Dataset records
○ ○ ○ ○ ○ ○ ○
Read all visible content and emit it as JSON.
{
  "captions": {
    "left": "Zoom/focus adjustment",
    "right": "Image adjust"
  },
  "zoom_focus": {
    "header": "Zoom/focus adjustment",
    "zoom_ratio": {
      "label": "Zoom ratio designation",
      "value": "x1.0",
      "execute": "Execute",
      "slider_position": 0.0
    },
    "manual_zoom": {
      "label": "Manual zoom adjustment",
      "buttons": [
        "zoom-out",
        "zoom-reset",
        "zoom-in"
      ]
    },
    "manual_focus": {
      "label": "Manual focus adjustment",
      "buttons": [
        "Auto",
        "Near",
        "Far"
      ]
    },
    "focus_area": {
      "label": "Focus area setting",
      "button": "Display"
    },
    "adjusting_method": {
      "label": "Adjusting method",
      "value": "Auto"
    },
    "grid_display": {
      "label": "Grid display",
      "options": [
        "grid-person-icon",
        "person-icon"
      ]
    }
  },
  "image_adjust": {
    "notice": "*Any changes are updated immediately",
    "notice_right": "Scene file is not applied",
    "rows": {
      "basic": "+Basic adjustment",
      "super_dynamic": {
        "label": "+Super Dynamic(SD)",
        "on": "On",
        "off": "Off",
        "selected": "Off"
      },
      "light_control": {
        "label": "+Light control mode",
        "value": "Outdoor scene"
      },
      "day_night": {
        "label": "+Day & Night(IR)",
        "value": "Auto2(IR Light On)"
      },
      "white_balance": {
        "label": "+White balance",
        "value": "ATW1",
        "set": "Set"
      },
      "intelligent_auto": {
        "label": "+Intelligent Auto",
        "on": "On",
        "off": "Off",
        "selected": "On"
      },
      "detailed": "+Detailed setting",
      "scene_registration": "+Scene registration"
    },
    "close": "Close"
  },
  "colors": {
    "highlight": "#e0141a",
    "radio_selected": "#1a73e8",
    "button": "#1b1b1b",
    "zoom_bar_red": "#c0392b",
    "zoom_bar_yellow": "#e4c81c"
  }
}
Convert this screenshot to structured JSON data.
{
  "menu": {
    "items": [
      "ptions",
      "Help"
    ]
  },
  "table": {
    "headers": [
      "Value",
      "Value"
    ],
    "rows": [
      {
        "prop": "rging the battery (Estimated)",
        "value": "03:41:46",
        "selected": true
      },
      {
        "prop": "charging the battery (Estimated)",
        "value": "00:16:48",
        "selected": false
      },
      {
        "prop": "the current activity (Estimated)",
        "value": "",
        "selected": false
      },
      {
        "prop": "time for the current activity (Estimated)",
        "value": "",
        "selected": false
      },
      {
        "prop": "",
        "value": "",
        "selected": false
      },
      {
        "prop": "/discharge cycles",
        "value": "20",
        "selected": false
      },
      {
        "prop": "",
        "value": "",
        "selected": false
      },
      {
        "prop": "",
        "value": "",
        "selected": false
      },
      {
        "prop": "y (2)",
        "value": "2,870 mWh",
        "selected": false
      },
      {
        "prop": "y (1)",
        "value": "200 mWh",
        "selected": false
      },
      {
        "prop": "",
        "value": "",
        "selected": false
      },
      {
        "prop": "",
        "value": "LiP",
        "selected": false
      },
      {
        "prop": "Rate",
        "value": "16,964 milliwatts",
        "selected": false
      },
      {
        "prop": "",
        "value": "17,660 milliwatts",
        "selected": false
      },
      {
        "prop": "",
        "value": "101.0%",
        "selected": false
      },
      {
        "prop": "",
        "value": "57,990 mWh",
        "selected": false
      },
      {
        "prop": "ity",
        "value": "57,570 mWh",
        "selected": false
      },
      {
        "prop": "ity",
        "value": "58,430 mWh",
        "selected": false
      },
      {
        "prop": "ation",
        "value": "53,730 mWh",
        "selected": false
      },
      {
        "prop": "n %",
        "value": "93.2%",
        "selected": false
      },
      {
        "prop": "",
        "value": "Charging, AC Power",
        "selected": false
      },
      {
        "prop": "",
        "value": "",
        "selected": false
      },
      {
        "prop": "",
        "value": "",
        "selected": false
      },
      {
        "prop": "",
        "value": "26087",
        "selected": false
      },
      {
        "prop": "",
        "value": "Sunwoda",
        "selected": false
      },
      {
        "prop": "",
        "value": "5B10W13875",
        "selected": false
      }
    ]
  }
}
○ ○ ○ ○ ○ ○ ○
Write out the records above again, keeping each one identical to the original.

ANSWER FOR THIS EXERCISE:
Read all visible content and emit it as JSON.
{
  "captions": {
    "left": "Zoom/focus adjustment",
    "right": "Image adjust"
  },
  "zoom_focus": {
    "header": "Zoom/focus adjustment",
    "zoom_ratio": {
      "label": "Zoom ratio designation",
      "value": "x1.0",
      "execute": "Execute",
      "slider_position": 0.0
    },
    "manual_zoom": {
      "label": "Manual zoom adjustment",
      "buttons": [
        "zoom-out",
        "zoom-reset",
        "zoom-in"
      ]
    },
    "manual_focus": {
      "label": "Manual focus adjustment",
      "buttons": [
        "Auto",
        "Near",
        "Far"
      ]
    },
    "focus_area": {
      "label": "Focus area setting",
      "button": "Display"
    },
    "adjusting_method": {
      "label": "Adjusting method",
      "value": "Auto"
    },
    "grid_display": {
      "label": "Grid display",
      "options": [
        "grid-person-icon",
        "person-icon"
      ]
    }
  },
  "image_adjust": {
    "notice": "*Any changes are updated immediately",
    "notice_right": "Scene file is not applied",
    "rows": {
      "basic": "+Basic adjustment",
      "super_dynamic": {
        "label": "+Super Dynamic(SD)",
        "on": "On",
        "off": "Off",
        "selected": "Off"
      },
      "light_control": {
        "label": "+Light control mode",
        "value": "Outdoor scene"
      },
      "day_night": {
        "label": "+Day & Night(IR)",
        "value": "Auto2(IR Light On)"
      },
      "white_balance": {
        "label": "+White balance",
        "value": "ATW1",
        "set": "Set"
      },
      "intelligent_auto": {
        "label": "+Intelligent Auto",
        "on": "On",
        "off": "Off",
        "selected": "On"
      },
      "detailed": "+Detailed setting",
      "scene_registration": "+Scene registration"
    },
    "close": "Close"
  },
  "colors": {
    "highlight": "#e0141a",
    "radio_selected": "#1a73e8",
    "button": "#1b1b1b",
    "zoom_bar_red": "#c0392b",
    "zoom_bar_yellow": "#e4c81c"
  }
}
Convert this screenshot to structured JSON data.
{
  "menu": {
    "items": [
      "ptions",
      "Help"
    ]
  },
  "table": {
    "headers": [
      "Value",
      "Value"
    ],
    "rows": [
      {
        "prop": "rging the battery (Estimated)",
        "value": "03:41:46",
        "selected": true
      },
      {
        "prop": "charging the battery (Estimated)",
        "value": "00:16:48",
        "selected": false
      },
      {
        "prop": "the current activity (Estimated)",
        "value": "",
        "selected": false
      },
      {
        "prop": "time for the current activity (Estimated)",
        "value": "",
        "selected": false
      },
      {
        "prop": "",
        "value": "",
        "selected": false
      },
      {
        "prop": "/discharge cycles",
        "value": "20",
        "selected": false
      },
      {
        "prop": "",
        "value": "",
        "selected": false
      },
      {
        "prop": "",
        "value": "",
        "selected": false
      },
      {
        "prop": "y (2)",
        "value": "2,870 mWh",
        "selected": false
      },
      {
        "prop": "y (1)",
        "value": "200 mWh",
        "selected": false
      },
      {
        "prop": "",
        "value": "",
        "selected": false
      },
      {
        "prop": "",
        "value": "LiP",
        "selected": false
      },
      {
        "prop": "Rate",
        "value": "16,964 milliwatts",
        "selected": false
      },
      {
        "prop": "",
        "value": "17,660 milliwatts",
        "selected": false
      },
      {
        "prop": "",
        "value": "101.0%",
        "selected": false
      },
      {
        "prop": "",
        "value": "57,990 mWh",
        "selected": false
      },
      {
        "prop": "ity",
        "value": "57,570 mWh",
        "selected": false
      },
      {
        "prop": "ity",
        "value": "58,430 mWh",
        "selected": false
      },
      {
        "prop": "ation",
        "value": "53,730 mWh",
        "selected": false
      },
      {
        "prop": "n %",
        "value": "93.2%",
        "selected": false
      },
      {
        "prop": "",
        "value": "Charging, AC Power",
        "selected": false
      },
      {
        "prop": "",
        "value": "",
        "selected": false
      },
      {
        "prop": "",
        "value": "",
        "selected": false
      },
      {
        "prop": "",
        "value": "26087",
        "selected": false
      },
      {
        "prop": "",
        "value": "Sunwoda",
        "selected": false
      },
      {
        "prop": "",
        "value": "5B10W13875",
        "selected": false
      }
    ]
  }
}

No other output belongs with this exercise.